# CONSIGNE A
D'après le texte donné ci-dessous, que désigne le sigle OEI ?

# TEXTE DONNÉ
Le monstre est mort, « nous » sommes sauvés !
Bien sûr, en termes visibles, le fait que des populations et des territoires ne soient plus sous l’autorité administrative d’une organisation criminelle, autoritaire, violente à l’idéologie extrême, au programme totalitaire est une bonne nouvelle. Il y a consensus social autour de l’obligation de s’en réjouir et la grand’ messe de la consommation commerciale de l’information se fonde sur cette légitimité minimale.
Une nuance d’abord : l’OEI (Organisation de l’Etat islamique) en tant que marque qui cristallise une idéologie et qui mobilise des acteurs pour réaliser son programme par la violence, existe toujours au travers de groupes décentralisés qui s’en revendiquent, notamment sur le web qui est bien le miroir d’une réalité physique et intellectuelle. D’ailleurs, de nombreux acteurs labellisés Daesh ou Al-Qaeda sont présents sur d’autres théâtres, certains reviennent dans les pays dont ils sont les ressortissants. Des formes d’organisation se renouvellent constamment. Et là – il est évident que ça n’est pourtant pas souhaitable – il y a de fortes probabilités qu’il s’agisse d’une problématique qui occupera le monde encore un moment.
Mais ce qui empêche de se réjouir fondamentalement de l’événement, de la mort du monstre, c’est que les fondamentaux de la conflictualité et de la violence ici et là-bas ne sont pas moins aigus. D’abord là-bas, sommairement. La situation politique actuelle, toujours plus complexe que l’histoire récente a laissé dans son sillage un nombre invraisemblable de ressentiments collectifs et individuels, paraît plus polarisée et conflictuelle encore qu’elle ne l’était avant la montée en puissance de l’OEI défaite aujourd’hui militairement. Penser à (très) court terme que ceci est une victoire revient à penser que la situation qui prévalait avant son improbable conquête était stable et constructive. Non. Sur les temps court, moyen et long, les causes de la violence qui empêchent de construire dans la stabilité une sécurité humaine paraissent aujourd’hui renforcées. Notamment par la guerre. Le cercle vicieux de la violence, plus pernicieux que jamais, s’est bien nourri des atermoiements, valses-hésitations, de l’indignation sélective, des trafics d’armes, ou autres revirements d’alliance. Le jeu des acteurs locaux, les puissances régionales et mondiales, les intérêts particuliers sont demeurés dangereusement masqués par l’épouvantail repoussant de l’OEI. Impossible, avec rigueur et factualité aujourd’hui de dresser un panorama juste et non partisan de la réalité tactique. Seul un constat stratégique : la militarisation des réponses désordonnées à la crise durable a préparé la perpétuation de la tragédie des hommes et des femmes de cette partie du village.

# CONSIGNE B
Recopiez fidèlement les lignes des enregistrements, depuis le début de ceux-ci jusqu'à la ligne contenant « legend-room-area: 35,3 m²: [921, 179, 1006, 198] », celle-ci comprise.

# ENREGISTREMENTS À TRAITER
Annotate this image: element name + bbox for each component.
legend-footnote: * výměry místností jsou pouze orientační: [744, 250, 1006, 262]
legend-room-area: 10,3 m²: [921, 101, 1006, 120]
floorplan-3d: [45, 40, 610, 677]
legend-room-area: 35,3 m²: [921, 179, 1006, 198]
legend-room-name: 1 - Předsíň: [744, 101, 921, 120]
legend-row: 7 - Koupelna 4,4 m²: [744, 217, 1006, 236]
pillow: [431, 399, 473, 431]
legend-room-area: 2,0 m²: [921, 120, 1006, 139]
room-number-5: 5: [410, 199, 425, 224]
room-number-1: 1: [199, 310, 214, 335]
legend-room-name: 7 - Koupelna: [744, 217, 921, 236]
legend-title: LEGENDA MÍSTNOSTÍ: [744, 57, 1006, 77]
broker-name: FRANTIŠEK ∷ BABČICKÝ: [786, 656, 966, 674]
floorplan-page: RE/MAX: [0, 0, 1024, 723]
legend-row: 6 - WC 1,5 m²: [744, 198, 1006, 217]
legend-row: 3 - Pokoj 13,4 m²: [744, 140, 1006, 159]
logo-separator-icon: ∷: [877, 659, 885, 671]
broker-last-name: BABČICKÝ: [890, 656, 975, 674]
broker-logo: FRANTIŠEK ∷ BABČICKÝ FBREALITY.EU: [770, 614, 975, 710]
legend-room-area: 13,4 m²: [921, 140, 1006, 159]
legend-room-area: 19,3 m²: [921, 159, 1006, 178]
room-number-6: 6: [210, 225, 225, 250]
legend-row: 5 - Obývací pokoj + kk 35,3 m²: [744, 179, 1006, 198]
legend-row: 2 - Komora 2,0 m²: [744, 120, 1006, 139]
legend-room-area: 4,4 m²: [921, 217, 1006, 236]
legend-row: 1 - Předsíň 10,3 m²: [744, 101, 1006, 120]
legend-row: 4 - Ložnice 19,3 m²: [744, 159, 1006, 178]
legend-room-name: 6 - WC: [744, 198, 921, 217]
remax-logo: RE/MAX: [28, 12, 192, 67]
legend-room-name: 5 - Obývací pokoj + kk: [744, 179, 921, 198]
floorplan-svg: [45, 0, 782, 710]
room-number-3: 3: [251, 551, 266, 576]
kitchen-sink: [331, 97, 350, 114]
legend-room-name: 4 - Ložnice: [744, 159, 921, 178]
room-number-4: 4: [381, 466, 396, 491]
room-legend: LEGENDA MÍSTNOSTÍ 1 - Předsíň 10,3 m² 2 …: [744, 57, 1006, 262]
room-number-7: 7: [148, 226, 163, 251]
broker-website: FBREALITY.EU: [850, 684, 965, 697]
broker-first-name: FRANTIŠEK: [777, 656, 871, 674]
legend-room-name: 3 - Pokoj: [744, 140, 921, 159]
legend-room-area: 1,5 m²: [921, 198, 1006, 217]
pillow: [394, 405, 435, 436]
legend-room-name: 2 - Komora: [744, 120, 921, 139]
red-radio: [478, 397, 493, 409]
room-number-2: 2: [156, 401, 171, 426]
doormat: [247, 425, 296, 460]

# RÉPONSE COMPLÈTE A
L'Organisation de l'Etat islamique.

# RÉPONSE COMPLÈTE B
Annotate this image: element name + bbox for each component.
legend-footnote: * výměry místností jsou pouze orientační: [744, 250, 1006, 262]
legend-room-area: 10,3 m²: [921, 101, 1006, 120]
floorplan-3d: [45, 40, 610, 677]
legend-room-area: 35,3 m²: [921, 179, 1006, 198]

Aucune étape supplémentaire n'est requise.